Write out each line of the material again, word for word.

DATASET ENTRIES:

↓↓↓

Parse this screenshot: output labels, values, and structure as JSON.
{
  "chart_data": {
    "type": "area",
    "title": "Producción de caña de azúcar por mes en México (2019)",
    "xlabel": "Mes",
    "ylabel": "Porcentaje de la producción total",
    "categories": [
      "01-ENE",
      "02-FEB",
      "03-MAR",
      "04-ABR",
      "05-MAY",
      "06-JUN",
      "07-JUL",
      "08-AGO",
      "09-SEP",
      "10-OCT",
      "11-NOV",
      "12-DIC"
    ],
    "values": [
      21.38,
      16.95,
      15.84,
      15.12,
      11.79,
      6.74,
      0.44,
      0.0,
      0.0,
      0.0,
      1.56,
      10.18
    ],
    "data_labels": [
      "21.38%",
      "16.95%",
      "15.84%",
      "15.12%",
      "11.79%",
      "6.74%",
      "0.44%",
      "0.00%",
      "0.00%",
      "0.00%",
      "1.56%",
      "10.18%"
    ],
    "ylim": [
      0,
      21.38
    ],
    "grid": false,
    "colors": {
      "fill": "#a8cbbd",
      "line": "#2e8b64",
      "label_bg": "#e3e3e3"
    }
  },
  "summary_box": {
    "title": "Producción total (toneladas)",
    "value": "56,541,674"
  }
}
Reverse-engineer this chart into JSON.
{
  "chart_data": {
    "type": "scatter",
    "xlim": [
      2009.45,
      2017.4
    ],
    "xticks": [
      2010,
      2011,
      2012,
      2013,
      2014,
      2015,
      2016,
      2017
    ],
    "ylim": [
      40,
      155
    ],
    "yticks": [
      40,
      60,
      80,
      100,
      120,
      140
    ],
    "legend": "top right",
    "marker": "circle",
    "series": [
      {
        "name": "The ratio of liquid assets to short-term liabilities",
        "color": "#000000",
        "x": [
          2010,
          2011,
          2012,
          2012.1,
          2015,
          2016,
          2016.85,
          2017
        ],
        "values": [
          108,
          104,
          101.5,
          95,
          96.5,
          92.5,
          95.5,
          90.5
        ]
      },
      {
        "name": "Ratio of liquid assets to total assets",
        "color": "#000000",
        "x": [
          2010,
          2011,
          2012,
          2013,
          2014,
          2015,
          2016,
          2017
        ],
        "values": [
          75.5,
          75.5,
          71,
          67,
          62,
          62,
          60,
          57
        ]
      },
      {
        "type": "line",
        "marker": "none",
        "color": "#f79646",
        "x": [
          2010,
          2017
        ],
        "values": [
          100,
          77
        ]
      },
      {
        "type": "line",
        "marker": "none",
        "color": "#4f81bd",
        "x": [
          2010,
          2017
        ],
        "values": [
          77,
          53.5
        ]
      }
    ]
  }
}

↑↑↑

THE COMPLETED TASK:
Parse this screenshot: output labels, values, and structure as JSON.
{
  "chart_data": {
    "type": "area",
    "title": "Producción de caña de azúcar por mes en México (2019)",
    "xlabel": "Mes",
    "ylabel": "Porcentaje de la producción total",
    "categories": [
      "01-ENE",
      "02-FEB",
      "03-MAR",
      "04-ABR",
      "05-MAY",
      "06-JUN",
      "07-JUL",
      "08-AGO",
      "09-SEP",
      "10-OCT",
      "11-NOV",
      "12-DIC"
    ],
    "values": [
      21.38,
      16.95,
      15.84,
      15.12,
      11.79,
      6.74,
      0.44,
      0.0,
      0.0,
      0.0,
      1.56,
      10.18
    ],
    "data_labels": [
      "21.38%",
      "16.95%",
      "15.84%",
      "15.12%",
      "11.79%",
      "6.74%",
      "0.44%",
      "0.00%",
      "0.00%",
      "0.00%",
      "1.56%",
      "10.18%"
    ],
    "ylim": [
      0,
      21.38
    ],
    "grid": false,
    "colors": {
      "fill": "#a8cbbd",
      "line": "#2e8b64",
      "label_bg": "#e3e3e3"
    }
  },
  "summary_box": {
    "title": "Producción total (toneladas)",
    "value": "56,541,674"
  }
}
Reverse-engineer this chart into JSON.
{
  "chart_data": {
    "type": "scatter",
    "xlim": [
      2009.45,
      2017.4
    ],
    "xticks": [
      2010,
      2011,
      2012,
      2013,
      2014,
      2015,
      2016,
      2017
    ],
    "ylim": [
      40,
      155
    ],
    "yticks": [
      40,
      60,
      80,
      100,
      120,
      140
    ],
    "legend": "top right",
    "marker": "circle",
    "series": [
      {
        "name": "The ratio of liquid assets to short-term liabilities",
        "color": "#000000",
        "x": [
          2010,
          2011,
          2012,
          2012.1,
          2015,
          2016,
          2016.85,
          2017
        ],
        "values": [
          108,
          104,
          101.5,
          95,
          96.5,
          92.5,
          95.5,
          90.5
        ]
      },
      {
        "name": "Ratio of liquid assets to total assets",
        "color": "#000000",
        "x": [
          2010,
          2011,
          2012,
          2013,
          2014,
          2015,
          2016,
          2017
        ],
        "values": [
          75.5,
          75.5,
          71,
          67,
          62,
          62,
          60,
          57
        ]
      },
      {
        "type": "line",
        "marker": "none",
        "color": "#f79646",
        "x": [
          2010,
          2017
        ],
        "values": [
          100,
          77
        ]
      },
      {
        "type": "line",
        "marker": "none",
        "color": "#4f81bd",
        "x": [
          2010,
          2017
        ],
        "values": [
          77,
          53.5
        ]
      }
    ]
  }
}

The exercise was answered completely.